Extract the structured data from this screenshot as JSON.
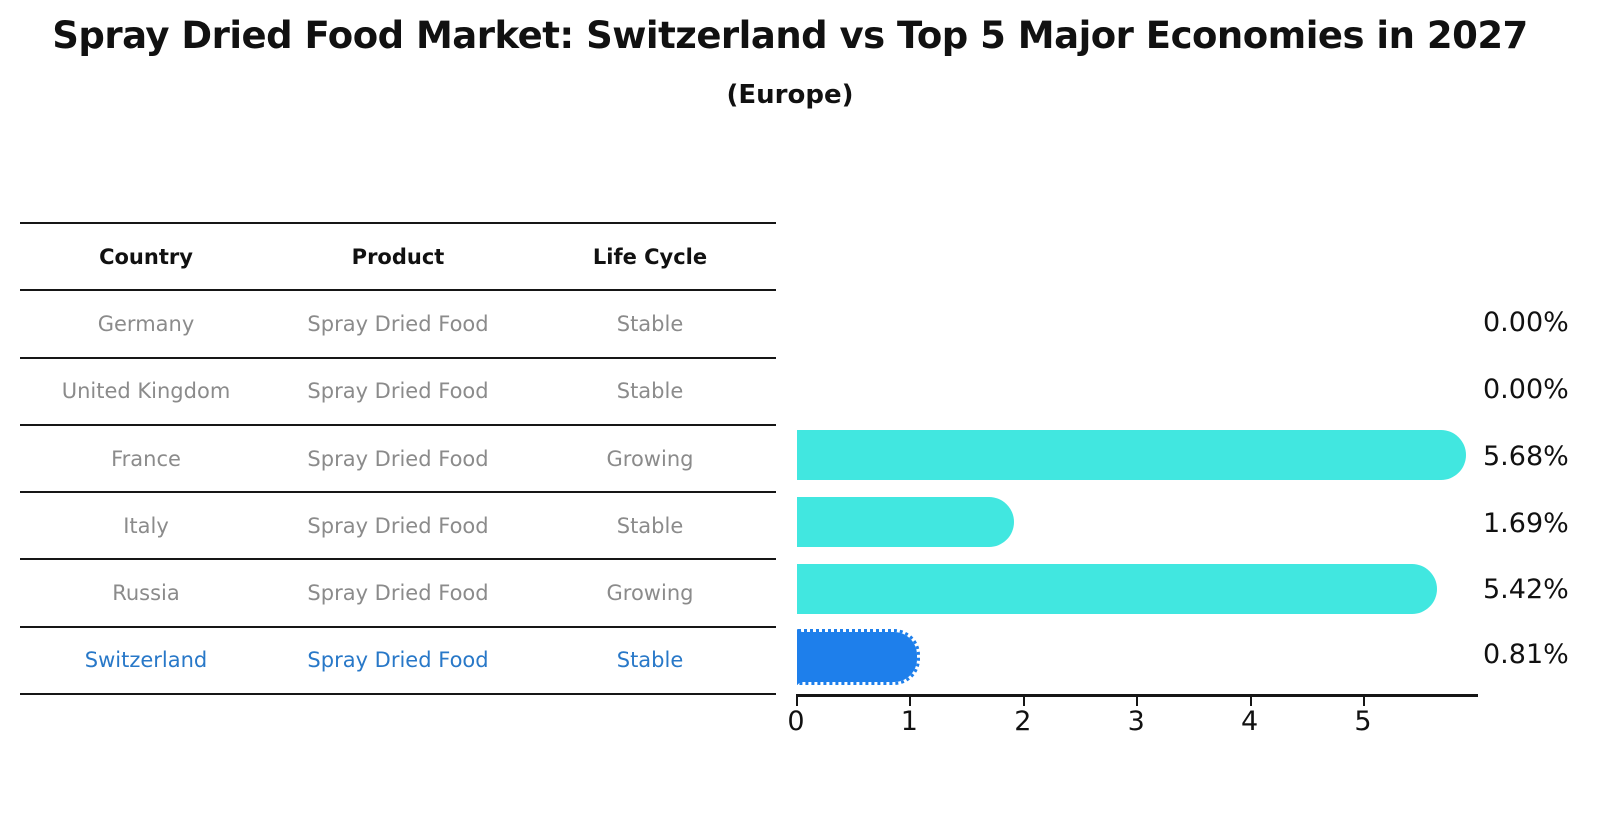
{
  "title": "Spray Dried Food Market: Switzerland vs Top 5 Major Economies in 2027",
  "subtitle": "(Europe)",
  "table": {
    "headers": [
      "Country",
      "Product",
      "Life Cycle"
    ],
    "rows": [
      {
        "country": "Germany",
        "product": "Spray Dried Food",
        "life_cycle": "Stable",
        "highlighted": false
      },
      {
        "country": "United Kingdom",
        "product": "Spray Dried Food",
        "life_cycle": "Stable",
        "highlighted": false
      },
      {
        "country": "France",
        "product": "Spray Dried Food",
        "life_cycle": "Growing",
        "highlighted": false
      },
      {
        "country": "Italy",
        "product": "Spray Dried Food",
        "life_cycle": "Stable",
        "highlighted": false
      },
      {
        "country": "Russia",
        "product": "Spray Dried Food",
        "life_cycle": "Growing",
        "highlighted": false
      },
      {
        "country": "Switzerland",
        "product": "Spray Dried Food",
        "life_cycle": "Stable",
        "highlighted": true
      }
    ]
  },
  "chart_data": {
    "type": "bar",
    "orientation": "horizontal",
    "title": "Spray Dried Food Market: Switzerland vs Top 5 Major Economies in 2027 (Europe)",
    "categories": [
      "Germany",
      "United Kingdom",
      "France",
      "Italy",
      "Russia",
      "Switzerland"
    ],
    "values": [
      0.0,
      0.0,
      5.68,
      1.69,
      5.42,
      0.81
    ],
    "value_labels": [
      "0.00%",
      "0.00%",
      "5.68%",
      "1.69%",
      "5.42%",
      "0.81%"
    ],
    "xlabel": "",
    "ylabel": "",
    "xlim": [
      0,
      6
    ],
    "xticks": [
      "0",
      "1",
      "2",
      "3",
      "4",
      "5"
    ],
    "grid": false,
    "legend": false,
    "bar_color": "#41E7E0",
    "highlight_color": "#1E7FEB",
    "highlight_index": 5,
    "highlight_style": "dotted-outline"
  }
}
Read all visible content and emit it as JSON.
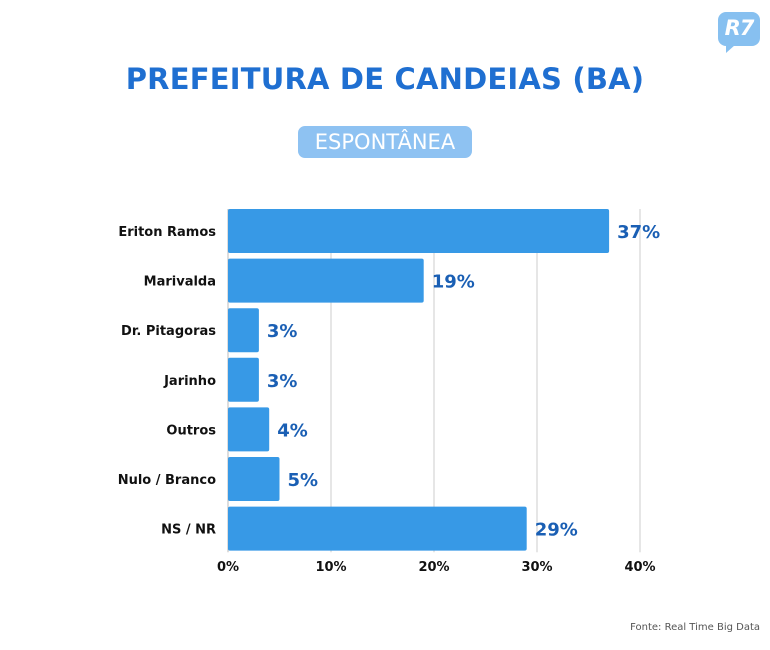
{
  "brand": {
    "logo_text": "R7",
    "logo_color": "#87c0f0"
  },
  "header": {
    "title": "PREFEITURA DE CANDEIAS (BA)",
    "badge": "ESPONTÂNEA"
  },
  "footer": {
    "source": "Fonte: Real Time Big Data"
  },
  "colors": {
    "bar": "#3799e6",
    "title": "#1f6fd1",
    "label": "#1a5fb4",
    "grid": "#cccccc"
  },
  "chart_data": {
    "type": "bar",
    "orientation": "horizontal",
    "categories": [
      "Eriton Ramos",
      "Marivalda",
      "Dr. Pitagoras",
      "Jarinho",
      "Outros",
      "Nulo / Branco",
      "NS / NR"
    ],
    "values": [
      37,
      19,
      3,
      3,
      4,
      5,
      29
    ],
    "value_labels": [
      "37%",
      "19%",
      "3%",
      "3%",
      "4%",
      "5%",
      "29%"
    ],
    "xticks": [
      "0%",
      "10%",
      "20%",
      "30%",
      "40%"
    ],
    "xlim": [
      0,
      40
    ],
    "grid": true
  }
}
________________
Set down the lines of the records above exactly, apart from the pictures.

Extract the structured data from this screenshot as JSON.
{
  "title": "Spray Dried Food Market: Switzerland vs Top 5 Major Economies in 2027",
  "subtitle": "(Europe)",
  "table": {
    "headers": [
      "Country",
      "Product",
      "Life Cycle"
    ],
    "rows": [
      {
        "country": "Germany",
        "product": "Spray Dried Food",
        "life_cycle": "Stable",
        "highlighted": false
      },
      {
        "country": "United Kingdom",
        "product": "Spray Dried Food",
        "life_cycle": "Stable",
        "highlighted": false
      },
      {
        "country": "France",
        "product": "Spray Dried Food",
        "life_cycle": "Growing",
        "highlighted": false
      },
      {
        "country": "Italy",
        "product": "Spray Dried Food",
        "life_cycle": "Stable",
        "highlighted": false
      },
      {
        "country": "Russia",
        "product": "Spray Dried Food",
        "life_cycle": "Growing",
        "highlighted": false
      },
      {
        "country": "Switzerland",
        "product": "Spray Dried Food",
        "life_cycle": "Stable",
        "highlighted": true
      }
    ]
  },
  "chart_data": {
    "type": "bar",
    "orientation": "horizontal",
    "title": "Spray Dried Food Market: Switzerland vs Top 5 Major Economies in 2027 (Europe)",
    "categories": [
      "Germany",
      "United Kingdom",
      "France",
      "Italy",
      "Russia",
      "Switzerland"
    ],
    "values": [
      0.0,
      0.0,
      5.68,
      1.69,
      5.42,
      0.81
    ],
    "value_labels": [
      "0.00%",
      "0.00%",
      "5.68%",
      "1.69%",
      "5.42%",
      "0.81%"
    ],
    "xlabel": "",
    "ylabel": "",
    "xlim": [
      0,
      6
    ],
    "xticks": [
      "0",
      "1",
      "2",
      "3",
      "4",
      "5"
    ],
    "grid": false,
    "legend": false,
    "bar_color": "#41E7E0",
    "highlight_color": "#1E7FEB",
    "highlight_index": 5,
    "highlight_style": "dotted-outline"
  }
}
Read all visible content and emit it as JSON.
{
  "brand": {
    "logo_text": "R7",
    "logo_color": "#87c0f0"
  },
  "header": {
    "title": "PREFEITURA DE CANDEIAS (BA)",
    "badge": "ESPONTÂNEA"
  },
  "footer": {
    "source": "Fonte: Real Time Big Data"
  },
  "colors": {
    "bar": "#3799e6",
    "title": "#1f6fd1",
    "label": "#1a5fb4",
    "grid": "#cccccc"
  },
  "chart_data": {
    "type": "bar",
    "orientation": "horizontal",
    "categories": [
      "Eriton Ramos",
      "Marivalda",
      "Dr. Pitagoras",
      "Jarinho",
      "Outros",
      "Nulo / Branco",
      "NS / NR"
    ],
    "values": [
      37,
      19,
      3,
      3,
      4,
      5,
      29
    ],
    "value_labels": [
      "37%",
      "19%",
      "3%",
      "3%",
      "4%",
      "5%",
      "29%"
    ],
    "xticks": [
      "0%",
      "10%",
      "20%",
      "30%",
      "40%"
    ],
    "xlim": [
      0,
      40
    ],
    "grid": true
  }
}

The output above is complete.